What needs to be done: Repeat each line exactly, leaving nothing out.

Material for this exercise:
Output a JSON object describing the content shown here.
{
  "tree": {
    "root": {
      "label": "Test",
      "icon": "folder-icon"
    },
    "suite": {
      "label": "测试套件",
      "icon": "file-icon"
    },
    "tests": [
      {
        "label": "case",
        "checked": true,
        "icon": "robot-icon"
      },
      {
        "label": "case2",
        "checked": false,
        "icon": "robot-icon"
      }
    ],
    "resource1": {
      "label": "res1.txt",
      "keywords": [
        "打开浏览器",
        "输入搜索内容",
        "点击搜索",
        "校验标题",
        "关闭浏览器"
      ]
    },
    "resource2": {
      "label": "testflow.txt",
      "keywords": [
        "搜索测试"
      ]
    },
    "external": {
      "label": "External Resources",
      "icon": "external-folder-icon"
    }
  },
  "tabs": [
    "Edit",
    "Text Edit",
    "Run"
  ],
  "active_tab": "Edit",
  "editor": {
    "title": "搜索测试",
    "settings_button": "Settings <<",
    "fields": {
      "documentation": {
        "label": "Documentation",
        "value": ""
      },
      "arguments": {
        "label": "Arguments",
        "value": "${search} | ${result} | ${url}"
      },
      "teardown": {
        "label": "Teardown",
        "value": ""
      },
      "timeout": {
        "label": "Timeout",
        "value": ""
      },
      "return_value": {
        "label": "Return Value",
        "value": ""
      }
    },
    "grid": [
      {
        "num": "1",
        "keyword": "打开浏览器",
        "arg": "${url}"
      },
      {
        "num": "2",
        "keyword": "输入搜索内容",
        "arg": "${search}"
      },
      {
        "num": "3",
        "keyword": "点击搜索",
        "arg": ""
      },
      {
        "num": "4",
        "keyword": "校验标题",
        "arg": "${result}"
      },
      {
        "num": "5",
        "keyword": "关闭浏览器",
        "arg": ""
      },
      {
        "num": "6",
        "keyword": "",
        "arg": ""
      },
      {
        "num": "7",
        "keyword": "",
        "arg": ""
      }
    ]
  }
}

Written reply:
Output a JSON object describing the content shown here.
{
  "tree": {
    "root": {
      "label": "Test",
      "icon": "folder-icon"
    },
    "suite": {
      "label": "测试套件",
      "icon": "file-icon"
    },
    "tests": [
      {
        "label": "case",
        "checked": true,
        "icon": "robot-icon"
      },
      {
        "label": "case2",
        "checked": false,
        "icon": "robot-icon"
      }
    ],
    "resource1": {
      "label": "res1.txt",
      "keywords": [
        "打开浏览器",
        "输入搜索内容",
        "点击搜索",
        "校验标题",
        "关闭浏览器"
      ]
    },
    "resource2": {
      "label": "testflow.txt",
      "keywords": [
        "搜索测试"
      ]
    },
    "external": {
      "label": "External Resources",
      "icon": "external-folder-icon"
    }
  },
  "tabs": [
    "Edit",
    "Text Edit",
    "Run"
  ],
  "active_tab": "Edit",
  "editor": {
    "title": "搜索测试",
    "settings_button": "Settings <<",
    "fields": {
      "documentation": {
        "label": "Documentation",
        "value": ""
      },
      "arguments": {
        "label": "Arguments",
        "value": "${search} | ${result} | ${url}"
      },
      "teardown": {
        "label": "Teardown",
        "value": ""
      },
      "timeout": {
        "label": "Timeout",
        "value": ""
      },
      "return_value": {
        "label": "Return Value",
        "value": ""
      }
    },
    "grid": [
      {
        "num": "1",
        "keyword": "打开浏览器",
        "arg": "${url}"
      },
      {
        "num": "2",
        "keyword": "输入搜索内容",
        "arg": "${search}"
      },
      {
        "num": "3",
        "keyword": "点击搜索",
        "arg": ""
      },
      {
        "num": "4",
        "keyword": "校验标题",
        "arg": "${result}"
      },
      {
        "num": "5",
        "keyword": "关闭浏览器",
        "arg": ""
      },
      {
        "num": "6",
        "keyword": "",
        "arg": ""
      },
      {
        "num": "7",
        "keyword": "",
        "arg": ""
      }
    ]
  }
}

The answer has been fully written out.